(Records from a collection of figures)
..............................

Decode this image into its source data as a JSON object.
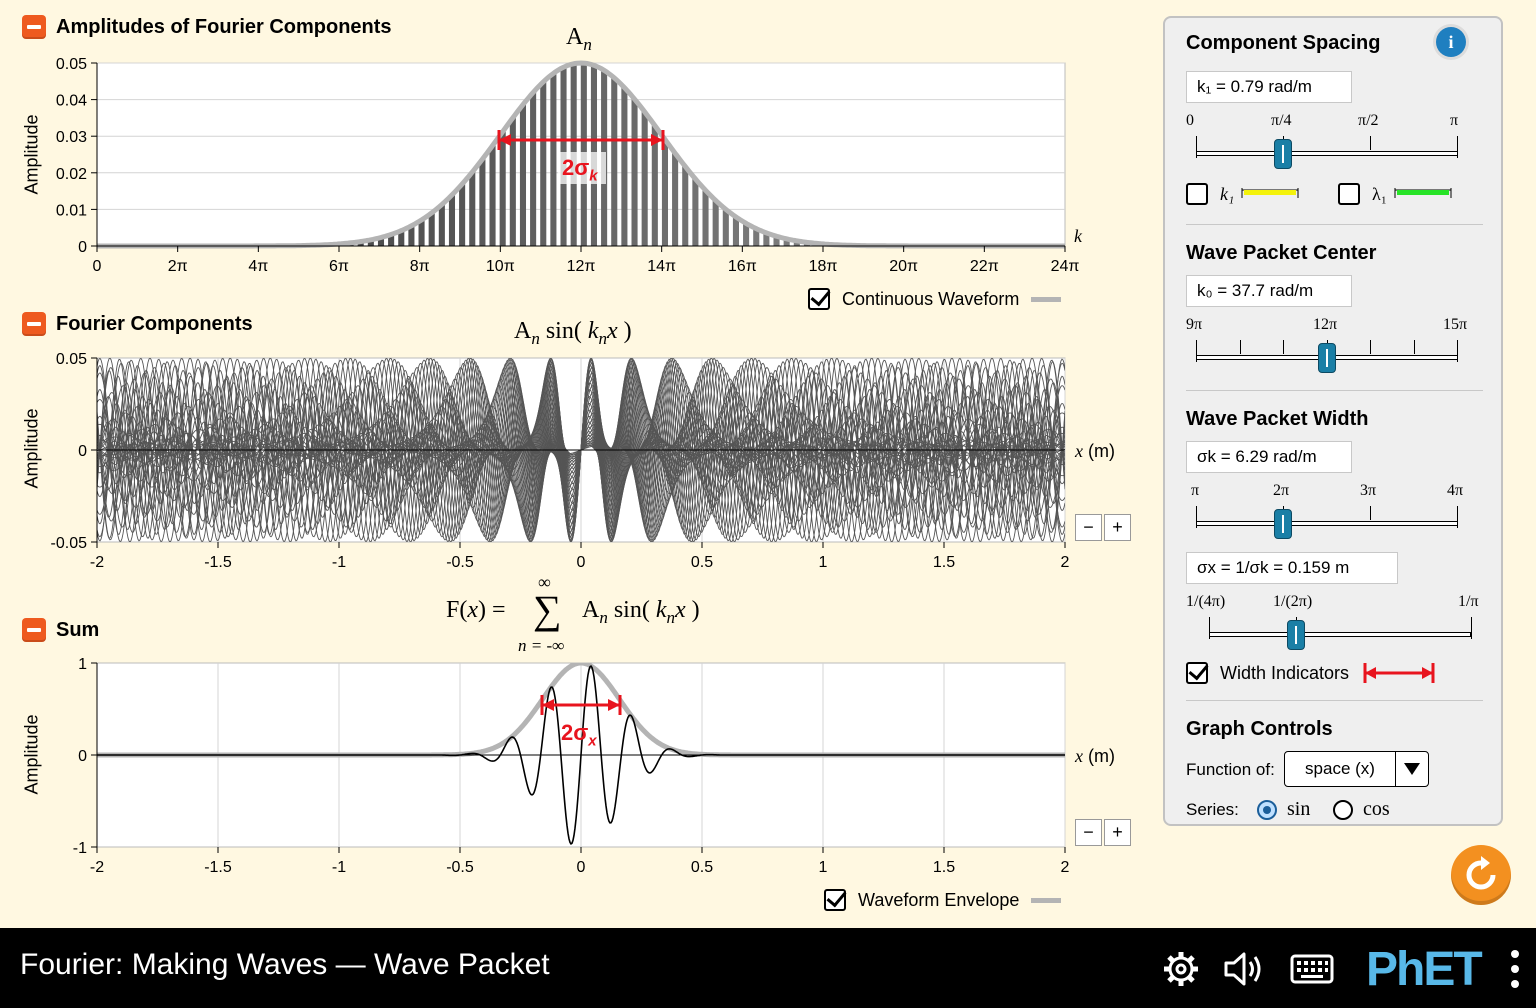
{
  "amplitudes": {
    "title": "Amplitudes of Fourier Components",
    "equation": "A",
    "equation_sub": "n",
    "ylabel": "Amplitude",
    "xaxis_symbol": "k",
    "width_label": "2σ",
    "width_label_sub": "k",
    "continuous_waveform_label": "Continuous Waveform",
    "continuous_waveform_checked": true
  },
  "components": {
    "title": "Fourier Components",
    "equation_parts": [
      "A",
      "n",
      "sin(",
      "k",
      "n",
      "x",
      ")"
    ],
    "ylabel": "Amplitude",
    "x_unit_symbol": "x",
    "x_unit": "(m)",
    "zoom_out": "−",
    "zoom_in": "+"
  },
  "sum": {
    "title": "Sum",
    "equation_lhs": "F(",
    "equation_lhs_var": "x",
    "equation_lhs_end": ") =",
    "sum_top": "∞",
    "sum_bottom": "n = -∞",
    "sum_symbol": "∑",
    "ylabel": "Amplitude",
    "x_unit_symbol": "x",
    "x_unit": "(m)",
    "width_label": "2σ",
    "width_label_sub": "x",
    "zoom_out": "−",
    "zoom_in": "+",
    "envelope_label": "Waveform Envelope",
    "envelope_checked": true
  },
  "panel": {
    "spacing": {
      "title": "Component Spacing",
      "readout": "k₁ = 0.79 rad/m",
      "ticks": [
        "0",
        "π/4",
        "π/2",
        "π"
      ],
      "value_fraction": 0.333,
      "k1_label": "k₁",
      "lambda1_label": "λ₁",
      "k1_checked": false,
      "lambda1_checked": false
    },
    "center": {
      "title": "Wave Packet Center",
      "readout": "k₀ = 37.7 rad/m",
      "ticks": [
        "9π",
        "12π",
        "15π"
      ],
      "value_fraction": 0.5
    },
    "width": {
      "title": "Wave Packet Width",
      "readout": "σk = 6.29 rad/m",
      "ticks": [
        "π",
        "2π",
        "3π",
        "4π"
      ],
      "value_fraction": 0.333,
      "sigma_x_readout": "σx = 1/σk = 0.159 m",
      "sigma_x_ticks": [
        "1/(4π)",
        "1/(2π)",
        "1/π"
      ],
      "sigma_x_fraction": 0.333,
      "width_indicators_label": "Width Indicators",
      "width_indicators_checked": true
    },
    "graph": {
      "title": "Graph Controls",
      "function_of_label": "Function of:",
      "function_of_value": "space (x)",
      "series_label": "Series:",
      "series_options": [
        "sin",
        "cos"
      ],
      "series_selected": "sin"
    }
  },
  "footer": {
    "title": "Fourier: Making Waves — Wave Packet",
    "brand": "PhET"
  },
  "colors": {
    "background": "#fff8e1",
    "accent_orange": "#ee5a1f",
    "width_indicator_red": "#e8141e",
    "envelope_gray": "#b4b4b4",
    "slider_blue": "#1a7fa6",
    "k1_yellow": "#f4f20a",
    "lambda1_green": "#27e327"
  },
  "chart_data": [
    {
      "type": "bar",
      "title": "A",
      "xlabel": "k",
      "ylabel": "Amplitude",
      "xlim": [
        0,
        75.4
      ],
      "ylim": [
        0,
        0.05
      ],
      "xticks": [
        "0",
        "2π",
        "4π",
        "6π",
        "8π",
        "10π",
        "12π",
        "14π",
        "16π",
        "18π",
        "20π",
        "22π",
        "24π"
      ],
      "yticks": [
        "0",
        "0.01",
        "0.02",
        "0.03",
        "0.04",
        "0.05"
      ],
      "component_spacing": 0.79,
      "center": 37.7,
      "sigma": 6.29,
      "peak": 0.05
    },
    {
      "type": "line",
      "title": "A sin( kx )",
      "xlabel": "x (m)",
      "ylabel": "Amplitude",
      "xlim": [
        -2,
        2
      ],
      "ylim": [
        -0.05,
        0.05
      ],
      "xticks": [
        "-2",
        "-1.5",
        "-1",
        "-0.5",
        "0",
        "0.5",
        "1",
        "1.5",
        "2"
      ],
      "yticks": [
        "0.05",
        "0",
        "-0.05"
      ]
    },
    {
      "type": "line",
      "title": "F(x)",
      "xlabel": "x (m)",
      "ylabel": "Amplitude",
      "xlim": [
        -2,
        2
      ],
      "ylim": [
        -1,
        1
      ],
      "xticks": [
        "-2",
        "-1.5",
        "-1",
        "-0.5",
        "0",
        "0.5",
        "1",
        "1.5",
        "2"
      ],
      "yticks": [
        "1",
        "0",
        "-1"
      ],
      "sigma_x": 0.159
    }
  ]
}
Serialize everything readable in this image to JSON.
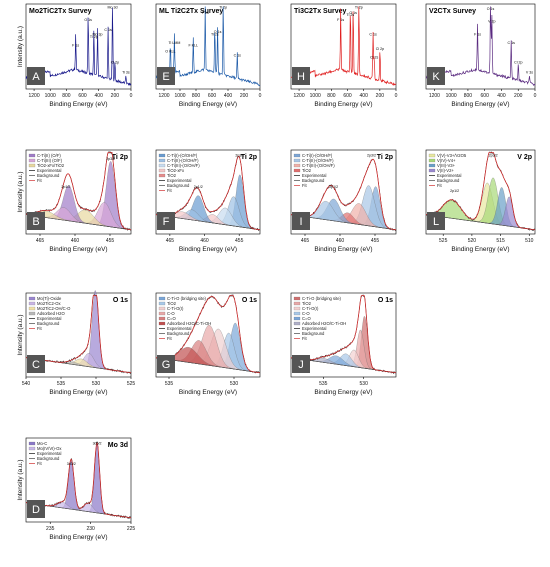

..............................

What you should do:
The data above needs to be retyped exactly, with the images left out.

Problem solution:
Decode this image into its source data as a JSON object.
{
  "amplitudes": {
    "title": "Amplitudes of Fourier Components",
    "equation": "A",
    "equation_sub": "n",
    "ylabel": "Amplitude",
    "xaxis_symbol": "k",
    "width_label": "2σ",
    "width_label_sub": "k",
    "continuous_waveform_label": "Continuous Waveform",
    "continuous_waveform_checked": true
  },
  "components": {
    "title": "Fourier Components",
    "equation_parts": [
      "A",
      "n",
      "sin(",
      "k",
      "n",
      "x",
      ")"
    ],
    "ylabel": "Amplitude",
    "x_unit_symbol": "x",
    "x_unit": "(m)",
    "zoom_out": "−",
    "zoom_in": "+"
  },
  "sum": {
    "title": "Sum",
    "equation_lhs": "F(",
    "equation_lhs_var": "x",
    "equation_lhs_end": ") =",
    "sum_top": "∞",
    "sum_bottom": "n = -∞",
    "sum_symbol": "∑",
    "ylabel": "Amplitude",
    "x_unit_symbol": "x",
    "x_unit": "(m)",
    "width_label": "2σ",
    "width_label_sub": "x",
    "zoom_out": "−",
    "zoom_in": "+",
    "envelope_label": "Waveform Envelope",
    "envelope_checked": true
  },
  "panel": {
    "spacing": {
      "title": "Component Spacing",
      "readout": "k₁ = 0.79 rad/m",
      "ticks": [
        "0",
        "π/4",
        "π/2",
        "π"
      ],
      "value_fraction": 0.333,
      "k1_label": "k₁",
      "lambda1_label": "λ₁",
      "k1_checked": false,
      "lambda1_checked": false
    },
    "center": {
      "title": "Wave Packet Center",
      "readout": "k₀ = 37.7 rad/m",
      "ticks": [
        "9π",
        "12π",
        "15π"
      ],
      "value_fraction": 0.5
    },
    "width": {
      "title": "Wave Packet Width",
      "readout": "σk = 6.29 rad/m",
      "ticks": [
        "π",
        "2π",
        "3π",
        "4π"
      ],
      "value_fraction": 0.333,
      "sigma_x_readout": "σx = 1/σk = 0.159 m",
      "sigma_x_ticks": [
        "1/(4π)",
        "1/(2π)",
        "1/π"
      ],
      "sigma_x_fraction": 0.333,
      "width_indicators_label": "Width Indicators",
      "width_indicators_checked": true
    },
    "graph": {
      "title": "Graph Controls",
      "function_of_label": "Function of:",
      "function_of_value": "space (x)",
      "series_label": "Series:",
      "series_options": [
        "sin",
        "cos"
      ],
      "series_selected": "sin"
    }
  },
  "footer": {
    "title": "Fourier: Making Waves — Wave Packet",
    "brand": "PhET"
  },
  "colors": {
    "background": "#fff8e1",
    "accent_orange": "#ee5a1f",
    "width_indicator_red": "#e8141e",
    "envelope_gray": "#b4b4b4",
    "slider_blue": "#1a7fa6",
    "k1_yellow": "#f4f20a",
    "lambda1_green": "#27e327"
  },
  "chart_data": [
    {
      "type": "bar",
      "title": "A",
      "xlabel": "k",
      "ylabel": "Amplitude",
      "xlim": [
        0,
        75.4
      ],
      "ylim": [
        0,
        0.05
      ],
      "xticks": [
        "0",
        "2π",
        "4π",
        "6π",
        "8π",
        "10π",
        "12π",
        "14π",
        "16π",
        "18π",
        "20π",
        "22π",
        "24π"
      ],
      "yticks": [
        "0",
        "0.01",
        "0.02",
        "0.03",
        "0.04",
        "0.05"
      ],
      "component_spacing": 0.79,
      "center": 37.7,
      "sigma": 6.29,
      "peak": 0.05
    },
    {
      "type": "line",
      "title": "A sin( kx )",
      "xlabel": "x (m)",
      "ylabel": "Amplitude",
      "xlim": [
        -2,
        2
      ],
      "ylim": [
        -0.05,
        0.05
      ],
      "xticks": [
        "-2",
        "-1.5",
        "-1",
        "-0.5",
        "0",
        "0.5",
        "1",
        "1.5",
        "2"
      ],
      "yticks": [
        "0.05",
        "0",
        "-0.05"
      ]
    },
    {
      "type": "line",
      "title": "F(x)",
      "xlabel": "x (m)",
      "ylabel": "Amplitude",
      "xlim": [
        -2,
        2
      ],
      "ylim": [
        -1,
        1
      ],
      "xticks": [
        "-2",
        "-1.5",
        "-1",
        "-0.5",
        "0",
        "0.5",
        "1",
        "1.5",
        "2"
      ],
      "yticks": [
        "1",
        "0",
        "-1"
      ],
      "sigma_x": 0.159
    }
  ]
}
Serialize everything readable in this image to JSON.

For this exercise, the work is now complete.